> **What you need to do**
Below are entries; copy exactly, and only, the lines from the one containing "Type out the text in this image." through their final line, leaving out pictures.
──────── Provided records ────────
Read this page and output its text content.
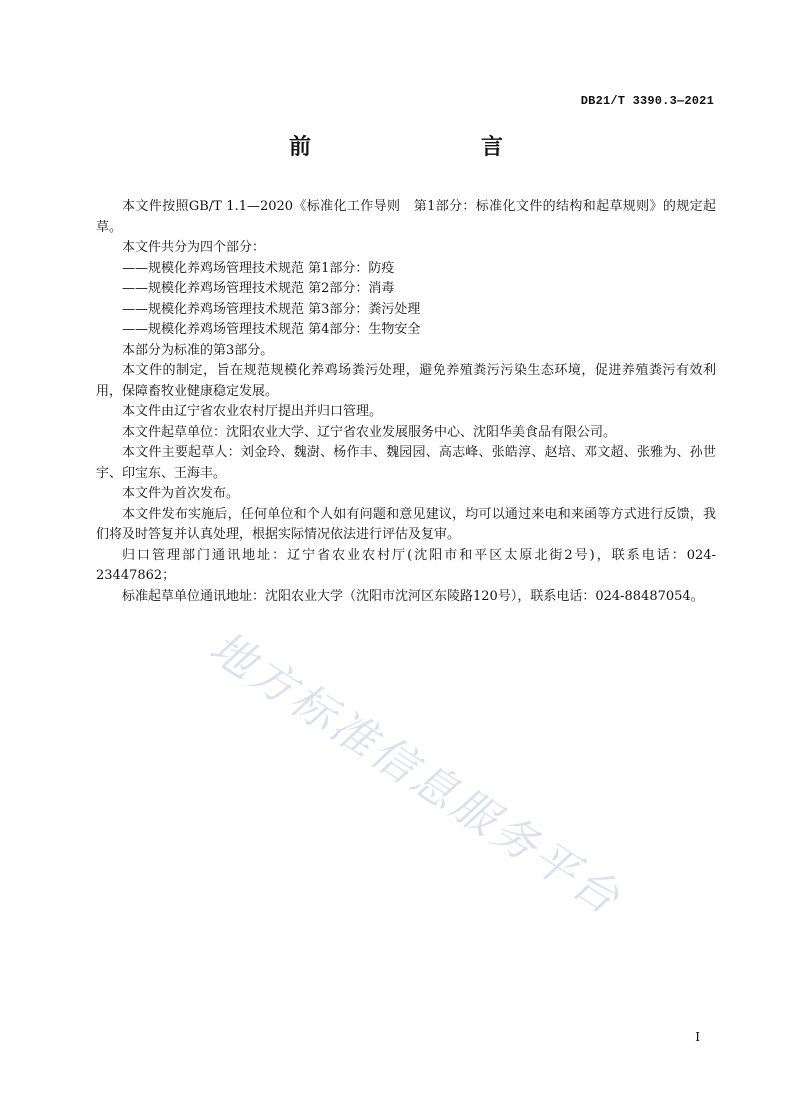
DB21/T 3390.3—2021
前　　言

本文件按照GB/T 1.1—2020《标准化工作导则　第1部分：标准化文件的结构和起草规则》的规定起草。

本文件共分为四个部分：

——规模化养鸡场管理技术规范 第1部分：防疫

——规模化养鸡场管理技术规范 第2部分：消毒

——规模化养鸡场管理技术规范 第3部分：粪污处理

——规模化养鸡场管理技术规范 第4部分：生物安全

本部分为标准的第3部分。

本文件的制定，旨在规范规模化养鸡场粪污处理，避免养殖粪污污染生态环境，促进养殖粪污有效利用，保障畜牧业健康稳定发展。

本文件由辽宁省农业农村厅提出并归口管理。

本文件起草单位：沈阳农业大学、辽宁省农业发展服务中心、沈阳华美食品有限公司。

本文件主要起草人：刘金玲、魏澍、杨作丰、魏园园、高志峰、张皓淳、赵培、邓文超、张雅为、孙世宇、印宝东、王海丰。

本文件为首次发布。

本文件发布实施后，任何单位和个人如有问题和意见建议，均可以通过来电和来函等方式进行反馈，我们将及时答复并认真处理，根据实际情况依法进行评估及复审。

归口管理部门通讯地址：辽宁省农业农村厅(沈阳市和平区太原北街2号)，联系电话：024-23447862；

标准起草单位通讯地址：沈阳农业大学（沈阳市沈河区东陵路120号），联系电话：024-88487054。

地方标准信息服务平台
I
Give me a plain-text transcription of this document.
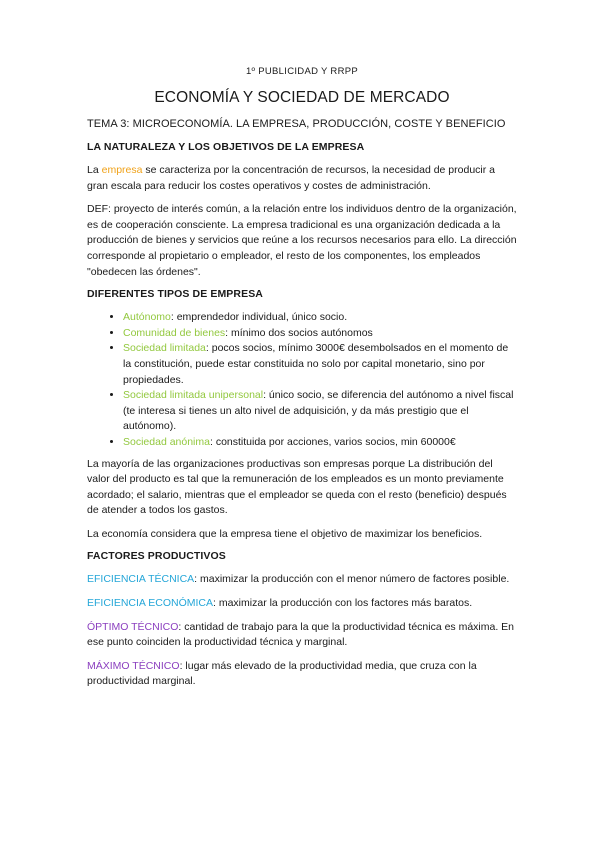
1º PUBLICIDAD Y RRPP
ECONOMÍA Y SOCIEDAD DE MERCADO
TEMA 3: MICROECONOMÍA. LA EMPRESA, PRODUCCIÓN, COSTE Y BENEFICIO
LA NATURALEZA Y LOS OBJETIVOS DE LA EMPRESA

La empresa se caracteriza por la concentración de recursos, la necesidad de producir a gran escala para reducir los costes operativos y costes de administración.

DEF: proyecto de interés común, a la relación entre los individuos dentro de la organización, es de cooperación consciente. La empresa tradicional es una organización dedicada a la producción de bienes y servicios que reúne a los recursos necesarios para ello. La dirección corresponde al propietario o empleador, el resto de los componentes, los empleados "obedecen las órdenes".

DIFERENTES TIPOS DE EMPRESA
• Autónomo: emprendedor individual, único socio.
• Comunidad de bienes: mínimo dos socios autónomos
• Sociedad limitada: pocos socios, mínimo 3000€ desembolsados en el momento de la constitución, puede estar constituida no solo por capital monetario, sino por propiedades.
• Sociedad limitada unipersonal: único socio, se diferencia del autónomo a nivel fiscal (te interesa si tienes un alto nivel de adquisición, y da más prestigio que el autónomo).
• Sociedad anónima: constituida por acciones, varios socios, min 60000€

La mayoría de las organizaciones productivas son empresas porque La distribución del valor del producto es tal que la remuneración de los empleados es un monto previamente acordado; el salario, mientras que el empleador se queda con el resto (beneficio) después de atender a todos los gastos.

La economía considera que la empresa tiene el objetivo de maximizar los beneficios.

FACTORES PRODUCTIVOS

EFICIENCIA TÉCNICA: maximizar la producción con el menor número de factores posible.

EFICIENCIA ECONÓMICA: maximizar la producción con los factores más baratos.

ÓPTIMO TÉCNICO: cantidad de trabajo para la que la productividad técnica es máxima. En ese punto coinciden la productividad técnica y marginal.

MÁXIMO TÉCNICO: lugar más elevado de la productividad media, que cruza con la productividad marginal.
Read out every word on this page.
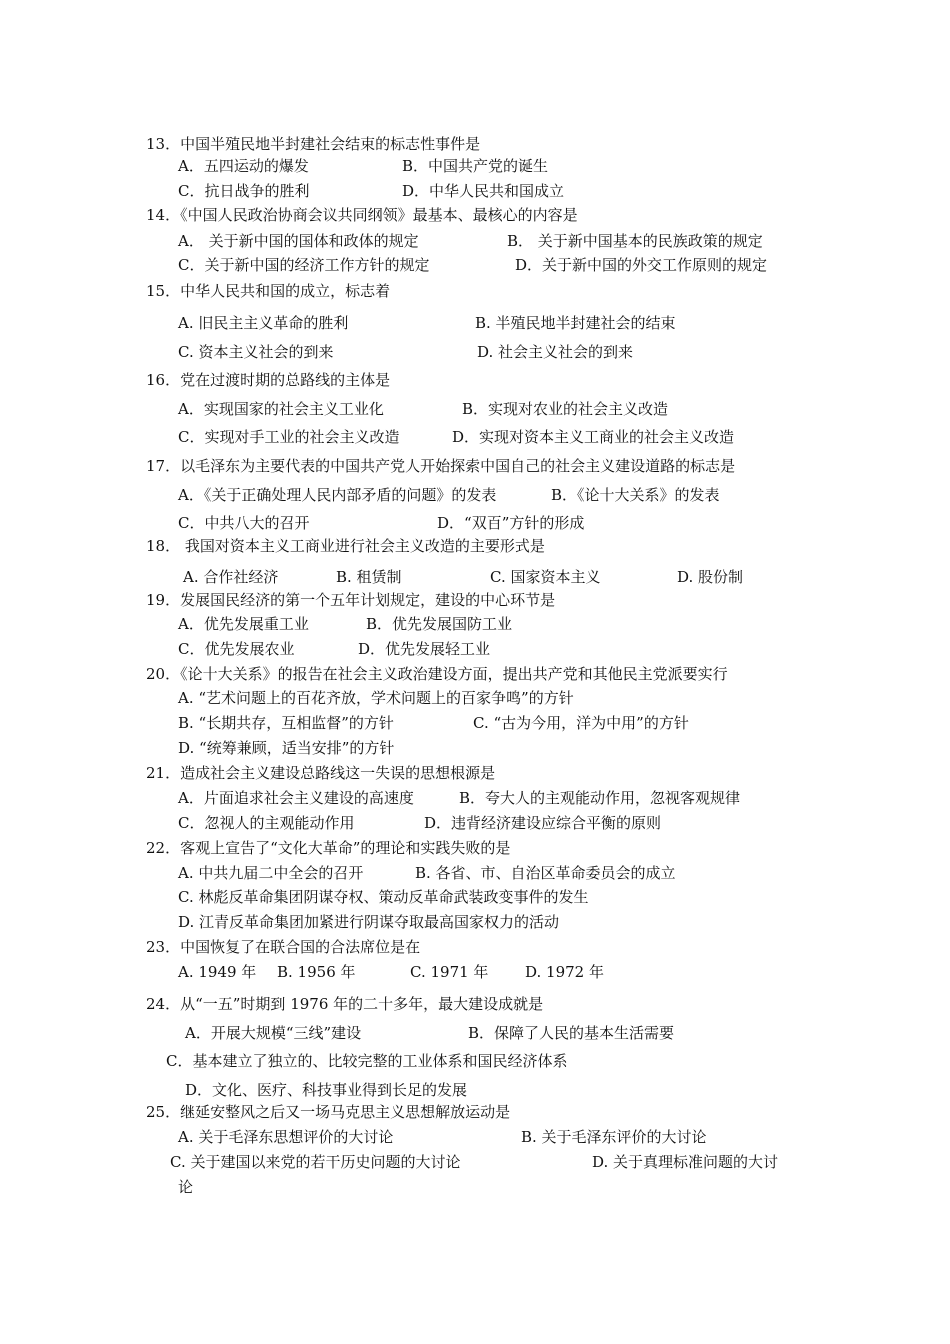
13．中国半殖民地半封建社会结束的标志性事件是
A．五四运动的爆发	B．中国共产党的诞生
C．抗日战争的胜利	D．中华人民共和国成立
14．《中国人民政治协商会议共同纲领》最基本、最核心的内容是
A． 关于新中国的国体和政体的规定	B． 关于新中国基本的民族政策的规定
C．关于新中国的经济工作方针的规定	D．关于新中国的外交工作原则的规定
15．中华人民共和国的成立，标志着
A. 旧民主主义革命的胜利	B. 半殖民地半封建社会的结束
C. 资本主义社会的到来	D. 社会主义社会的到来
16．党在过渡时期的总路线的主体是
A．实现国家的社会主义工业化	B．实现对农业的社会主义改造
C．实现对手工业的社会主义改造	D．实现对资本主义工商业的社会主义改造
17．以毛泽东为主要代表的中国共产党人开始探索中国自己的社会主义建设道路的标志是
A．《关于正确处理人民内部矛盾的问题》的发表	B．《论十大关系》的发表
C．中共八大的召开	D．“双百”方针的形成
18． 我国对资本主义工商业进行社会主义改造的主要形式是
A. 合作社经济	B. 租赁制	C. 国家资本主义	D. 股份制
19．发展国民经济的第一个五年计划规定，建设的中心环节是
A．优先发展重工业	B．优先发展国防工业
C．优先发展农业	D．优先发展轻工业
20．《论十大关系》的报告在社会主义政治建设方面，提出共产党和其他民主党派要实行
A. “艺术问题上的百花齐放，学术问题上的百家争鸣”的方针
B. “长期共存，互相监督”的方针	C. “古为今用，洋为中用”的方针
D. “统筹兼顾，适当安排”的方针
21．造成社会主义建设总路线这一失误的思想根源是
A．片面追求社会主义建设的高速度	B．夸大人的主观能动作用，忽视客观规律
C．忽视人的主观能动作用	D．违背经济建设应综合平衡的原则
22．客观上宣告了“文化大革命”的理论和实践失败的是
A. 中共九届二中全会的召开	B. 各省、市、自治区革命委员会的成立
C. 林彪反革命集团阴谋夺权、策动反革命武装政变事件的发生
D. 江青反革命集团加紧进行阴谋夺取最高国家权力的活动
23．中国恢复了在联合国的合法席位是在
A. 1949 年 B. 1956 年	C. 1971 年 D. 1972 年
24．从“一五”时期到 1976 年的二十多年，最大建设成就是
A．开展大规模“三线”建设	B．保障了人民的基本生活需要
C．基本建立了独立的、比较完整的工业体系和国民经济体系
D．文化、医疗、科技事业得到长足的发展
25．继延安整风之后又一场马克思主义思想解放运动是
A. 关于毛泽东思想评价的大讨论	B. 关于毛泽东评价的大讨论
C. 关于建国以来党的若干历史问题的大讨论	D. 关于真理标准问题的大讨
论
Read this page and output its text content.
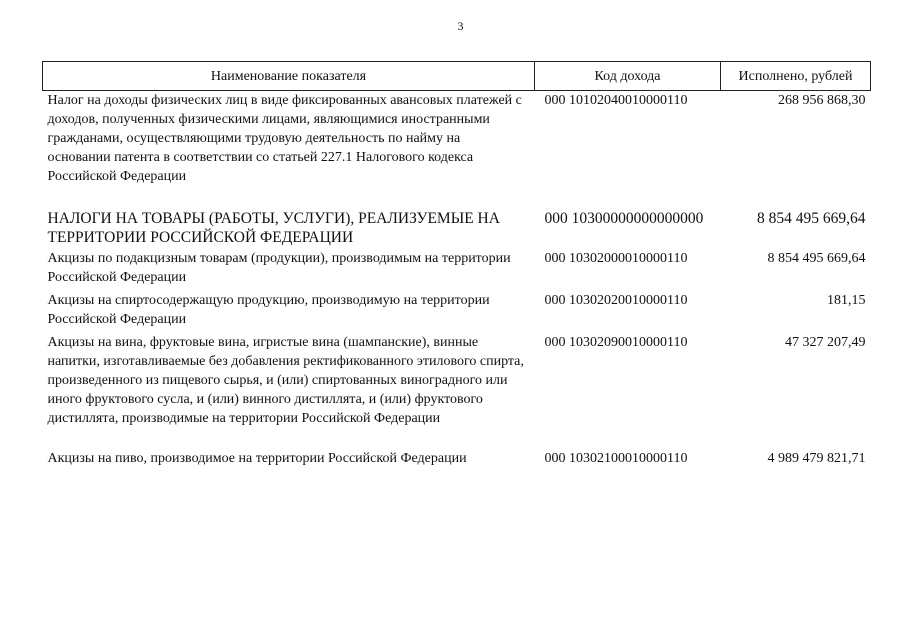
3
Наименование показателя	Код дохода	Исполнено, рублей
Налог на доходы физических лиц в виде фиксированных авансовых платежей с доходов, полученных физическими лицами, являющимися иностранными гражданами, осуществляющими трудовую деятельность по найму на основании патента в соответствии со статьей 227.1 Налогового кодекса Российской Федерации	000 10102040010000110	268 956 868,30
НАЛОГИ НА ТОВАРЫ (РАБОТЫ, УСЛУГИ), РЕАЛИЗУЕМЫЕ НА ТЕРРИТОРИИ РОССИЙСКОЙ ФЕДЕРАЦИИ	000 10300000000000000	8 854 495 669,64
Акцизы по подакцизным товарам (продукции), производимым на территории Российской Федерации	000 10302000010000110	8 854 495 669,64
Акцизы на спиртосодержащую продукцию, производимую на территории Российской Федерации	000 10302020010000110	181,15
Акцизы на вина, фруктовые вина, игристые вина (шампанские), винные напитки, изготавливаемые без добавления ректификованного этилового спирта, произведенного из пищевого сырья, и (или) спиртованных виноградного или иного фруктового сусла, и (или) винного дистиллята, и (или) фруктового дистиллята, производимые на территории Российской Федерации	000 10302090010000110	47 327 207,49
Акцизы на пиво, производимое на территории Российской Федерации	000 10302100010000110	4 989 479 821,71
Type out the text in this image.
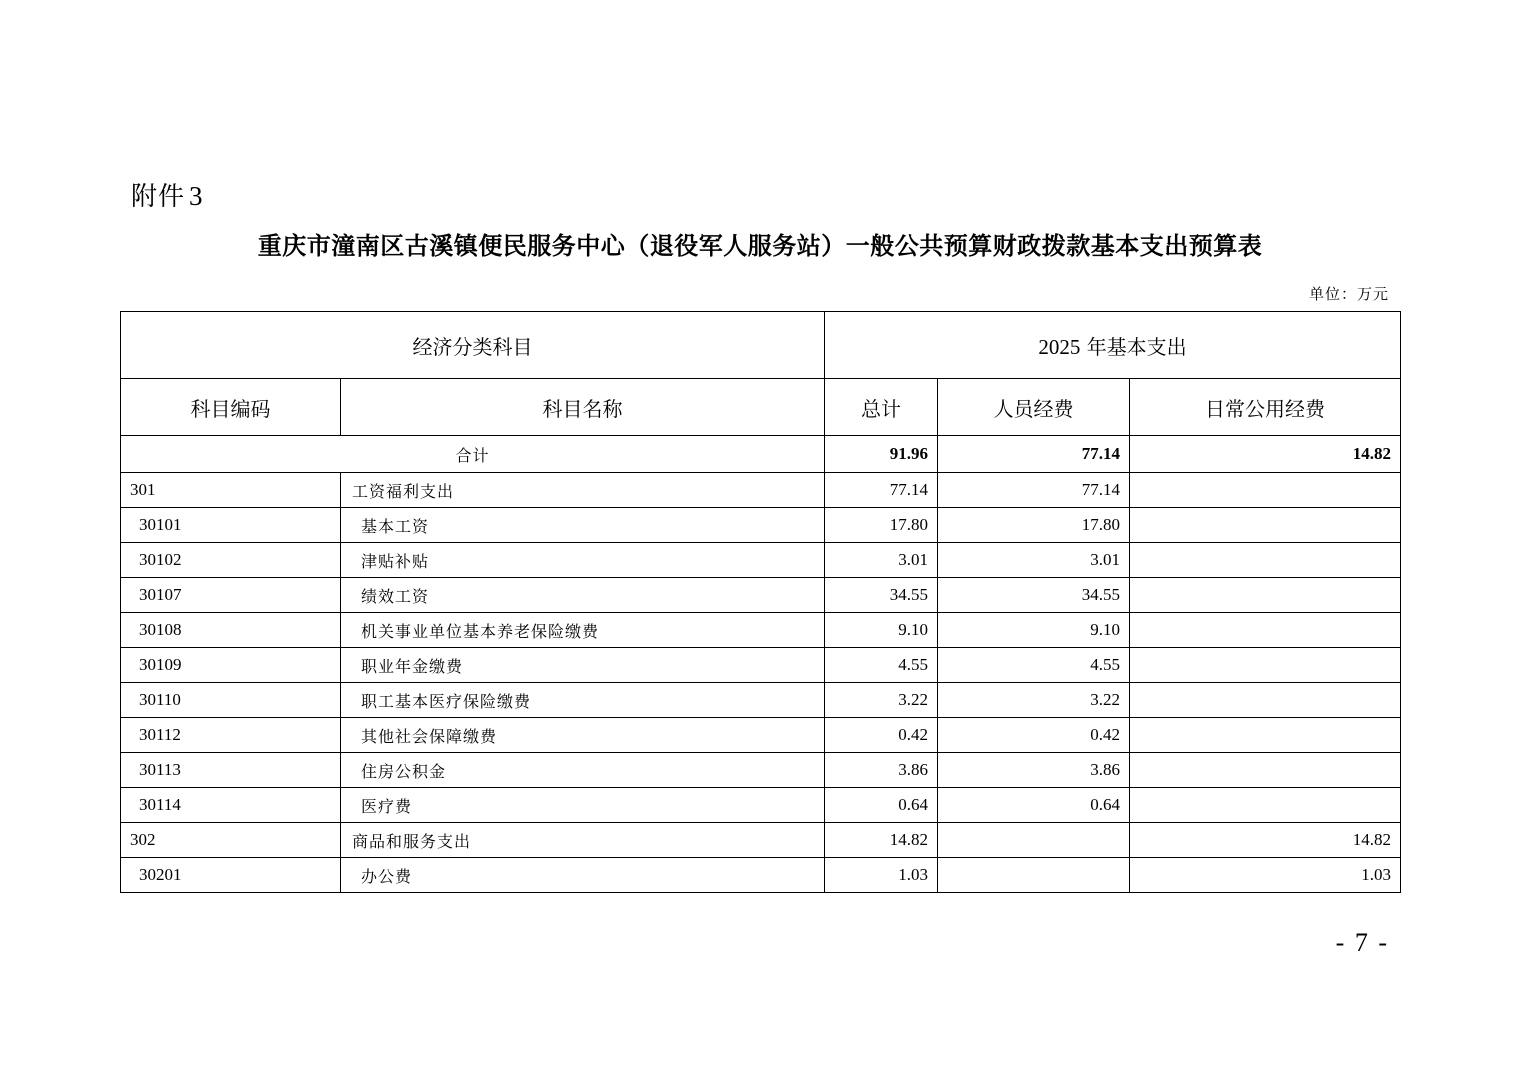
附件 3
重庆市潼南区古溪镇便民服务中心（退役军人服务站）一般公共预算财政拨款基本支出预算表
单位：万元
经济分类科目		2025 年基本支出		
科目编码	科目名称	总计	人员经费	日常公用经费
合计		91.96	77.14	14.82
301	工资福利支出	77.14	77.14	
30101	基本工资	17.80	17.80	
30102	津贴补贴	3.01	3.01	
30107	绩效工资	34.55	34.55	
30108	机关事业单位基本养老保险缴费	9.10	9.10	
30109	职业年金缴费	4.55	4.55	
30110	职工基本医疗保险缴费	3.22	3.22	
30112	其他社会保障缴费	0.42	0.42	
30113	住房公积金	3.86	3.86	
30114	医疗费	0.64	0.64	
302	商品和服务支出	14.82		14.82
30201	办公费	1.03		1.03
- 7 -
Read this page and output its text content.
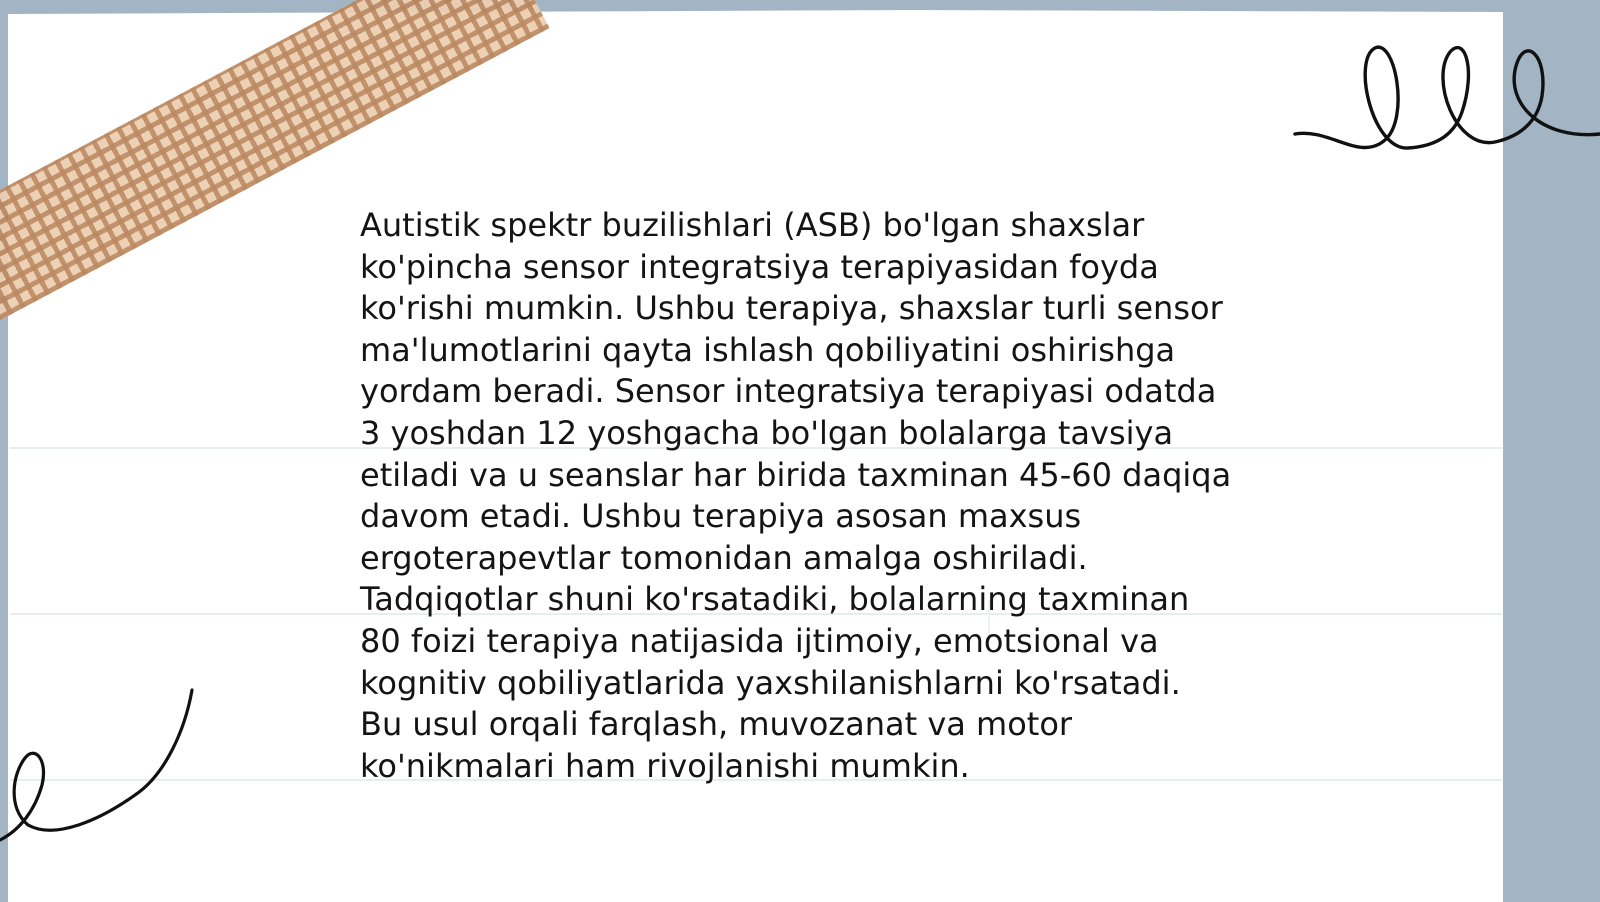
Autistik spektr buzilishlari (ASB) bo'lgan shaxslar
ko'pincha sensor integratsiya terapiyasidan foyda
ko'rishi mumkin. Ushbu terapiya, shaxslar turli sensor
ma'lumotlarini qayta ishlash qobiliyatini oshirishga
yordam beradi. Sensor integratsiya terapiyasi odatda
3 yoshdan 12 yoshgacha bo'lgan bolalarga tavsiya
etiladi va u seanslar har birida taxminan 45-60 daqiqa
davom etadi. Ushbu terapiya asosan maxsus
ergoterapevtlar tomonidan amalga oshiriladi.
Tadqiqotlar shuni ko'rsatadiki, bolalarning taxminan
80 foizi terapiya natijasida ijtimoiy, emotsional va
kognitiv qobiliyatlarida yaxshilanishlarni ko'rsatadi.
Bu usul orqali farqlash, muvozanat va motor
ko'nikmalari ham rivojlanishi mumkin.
────────
> **Result below**
Type out the text in this image.
附件 3
重庆市潼南区古溪镇便民服务中心（退役军人服务站）一般公共预算财政拨款基本支出预算表
单位：万元
经济分类科目		2025 年基本支出		
科目编码	科目名称	总计	人员经费	日常公用经费
合计		91.96	77.14	14.82
301	工资福利支出	77.14	77.14	
30101	基本工资	17.80	17.80	
30102	津贴补贴	3.01	3.01	
30107	绩效工资	34.55	34.55	
30108	机关事业单位基本养老保险缴费	9.10	9.10	
30109	职业年金缴费	4.55	4.55	
30110	职工基本医疗保险缴费	3.22	3.22	
30112	其他社会保障缴费	0.42	0.42	
30113	住房公积金	3.86	3.86	
30114	医疗费	0.64	0.64	
302	商品和服务支出	14.82		14.82
30201	办公费	1.03		1.03
- 7 -
Read this page and output its text content.
Autistik spektr buzilishlari (ASB) bo'lgan shaxslar
ko'pincha sensor integratsiya terapiyasidan foyda
ko'rishi mumkin. Ushbu terapiya, shaxslar turli sensor
ma'lumotlarini qayta ishlash qobiliyatini oshirishga
yordam beradi. Sensor integratsiya terapiyasi odatda
3 yoshdan 12 yoshgacha bo'lgan bolalarga tavsiya
etiladi va u seanslar har birida taxminan 45-60 daqiqa
davom etadi. Ushbu terapiya asosan maxsus
ergoterapevtlar tomonidan amalga oshiriladi.
Tadqiqotlar shuni ko'rsatadiki, bolalarning taxminan
80 foizi terapiya natijasida ijtimoiy, emotsional va
kognitiv qobiliyatlarida yaxshilanishlarni ko'rsatadi.
Bu usul orqali farqlash, muvozanat va motor
ko'nikmalari ham rivojlanishi mumkin.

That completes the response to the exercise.